• [Direction] Show every line below where "September" can be found.

• [Listed entries]
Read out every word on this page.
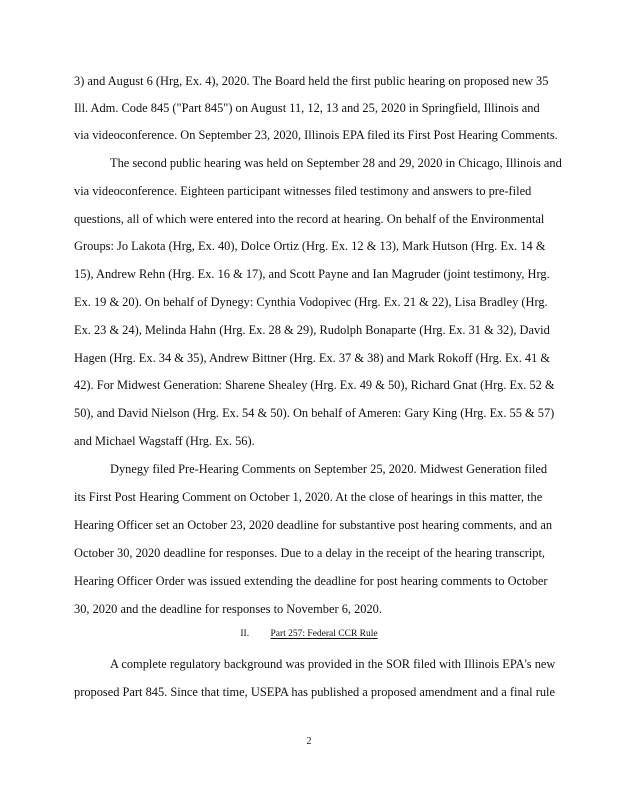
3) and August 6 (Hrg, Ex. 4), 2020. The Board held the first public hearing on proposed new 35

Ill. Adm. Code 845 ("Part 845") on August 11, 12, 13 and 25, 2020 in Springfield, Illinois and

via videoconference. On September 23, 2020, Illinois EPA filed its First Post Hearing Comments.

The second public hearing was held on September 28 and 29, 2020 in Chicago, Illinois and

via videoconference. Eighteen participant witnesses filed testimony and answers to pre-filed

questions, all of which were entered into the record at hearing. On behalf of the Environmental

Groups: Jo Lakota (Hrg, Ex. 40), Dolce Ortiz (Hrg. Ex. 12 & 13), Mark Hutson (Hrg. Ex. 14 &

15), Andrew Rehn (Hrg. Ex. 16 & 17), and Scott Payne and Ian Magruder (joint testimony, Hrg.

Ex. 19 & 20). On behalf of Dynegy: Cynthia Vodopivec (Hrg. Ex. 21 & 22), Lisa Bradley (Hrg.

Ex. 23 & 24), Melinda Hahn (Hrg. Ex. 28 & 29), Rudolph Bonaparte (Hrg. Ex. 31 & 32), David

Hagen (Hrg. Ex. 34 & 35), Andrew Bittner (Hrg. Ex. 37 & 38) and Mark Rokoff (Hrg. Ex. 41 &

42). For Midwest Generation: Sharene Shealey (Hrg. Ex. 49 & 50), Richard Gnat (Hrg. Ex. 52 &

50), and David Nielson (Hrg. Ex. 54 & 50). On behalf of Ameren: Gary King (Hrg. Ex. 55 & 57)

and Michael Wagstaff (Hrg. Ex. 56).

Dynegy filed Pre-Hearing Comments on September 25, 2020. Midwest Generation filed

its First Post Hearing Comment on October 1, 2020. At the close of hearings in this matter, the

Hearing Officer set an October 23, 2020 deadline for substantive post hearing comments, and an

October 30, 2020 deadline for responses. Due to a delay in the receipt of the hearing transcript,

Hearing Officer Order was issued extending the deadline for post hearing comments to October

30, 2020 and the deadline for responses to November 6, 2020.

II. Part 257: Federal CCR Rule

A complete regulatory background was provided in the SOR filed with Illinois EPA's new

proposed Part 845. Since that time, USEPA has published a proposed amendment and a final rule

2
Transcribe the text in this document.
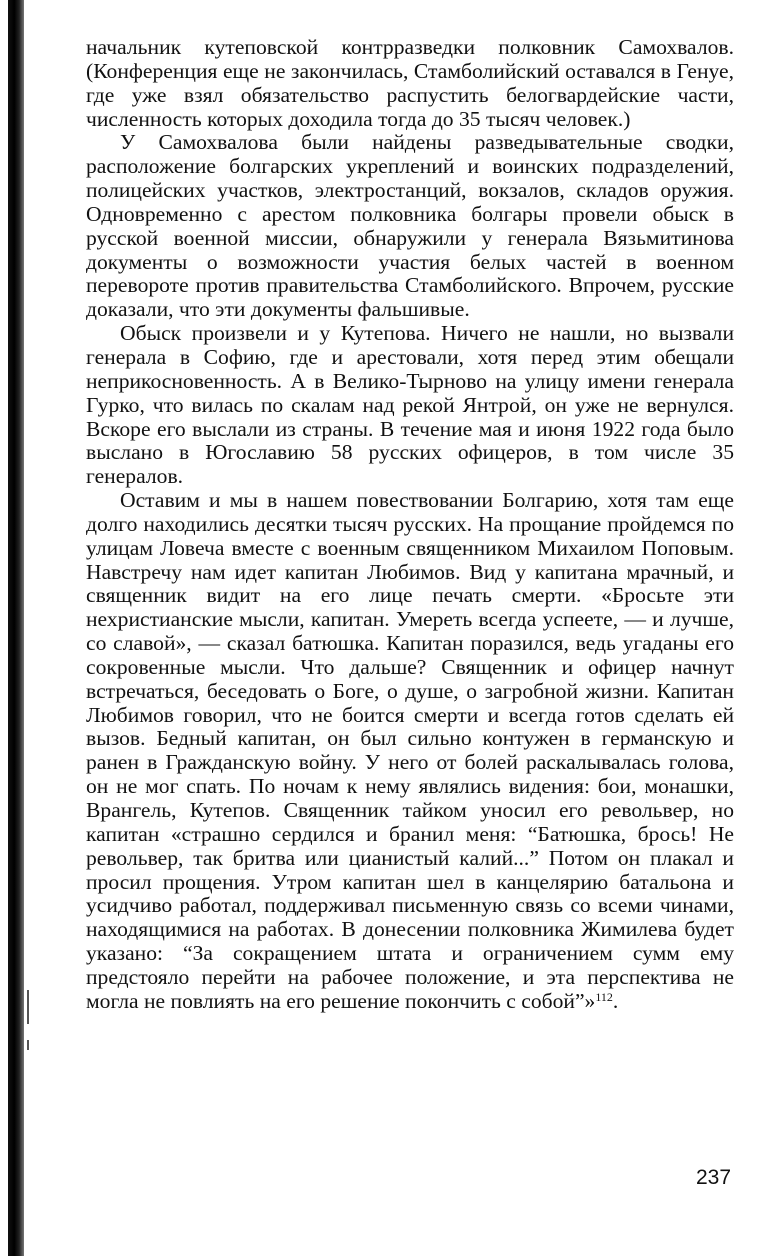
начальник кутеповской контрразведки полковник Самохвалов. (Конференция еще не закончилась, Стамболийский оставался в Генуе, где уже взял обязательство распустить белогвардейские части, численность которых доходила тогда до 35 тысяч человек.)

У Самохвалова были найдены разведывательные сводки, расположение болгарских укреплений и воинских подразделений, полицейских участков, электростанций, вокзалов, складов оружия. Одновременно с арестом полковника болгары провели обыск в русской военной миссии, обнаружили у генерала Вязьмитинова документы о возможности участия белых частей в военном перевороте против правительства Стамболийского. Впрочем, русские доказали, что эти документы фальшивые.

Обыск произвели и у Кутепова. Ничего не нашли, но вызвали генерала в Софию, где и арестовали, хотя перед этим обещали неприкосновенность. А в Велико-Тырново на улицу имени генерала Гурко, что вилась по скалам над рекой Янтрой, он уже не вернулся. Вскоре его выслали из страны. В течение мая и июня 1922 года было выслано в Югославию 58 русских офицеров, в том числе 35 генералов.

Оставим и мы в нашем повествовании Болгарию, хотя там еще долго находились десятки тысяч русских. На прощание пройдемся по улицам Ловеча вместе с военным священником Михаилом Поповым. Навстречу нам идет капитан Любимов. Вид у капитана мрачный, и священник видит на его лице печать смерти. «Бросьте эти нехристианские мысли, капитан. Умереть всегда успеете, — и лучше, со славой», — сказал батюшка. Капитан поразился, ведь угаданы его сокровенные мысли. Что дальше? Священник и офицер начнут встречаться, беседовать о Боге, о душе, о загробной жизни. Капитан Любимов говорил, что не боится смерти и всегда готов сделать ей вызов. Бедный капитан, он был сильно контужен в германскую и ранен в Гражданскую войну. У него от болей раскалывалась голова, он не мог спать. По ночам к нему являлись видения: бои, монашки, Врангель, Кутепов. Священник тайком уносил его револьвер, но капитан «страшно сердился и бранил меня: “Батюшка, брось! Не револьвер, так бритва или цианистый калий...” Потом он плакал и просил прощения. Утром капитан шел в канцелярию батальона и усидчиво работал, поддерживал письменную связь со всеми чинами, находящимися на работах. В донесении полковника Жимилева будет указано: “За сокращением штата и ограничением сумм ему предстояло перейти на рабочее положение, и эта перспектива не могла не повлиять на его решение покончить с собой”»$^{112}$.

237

• [Full response]
via videoconference. On September 23, 2020, Illinois EPA filed its First Post Hearing Comments.
The second public hearing was held on September 28 and 29, 2020 in Chicago, Illinois and
Dynegy filed Pre-Hearing Comments on September 25, 2020. Midwest Generation filed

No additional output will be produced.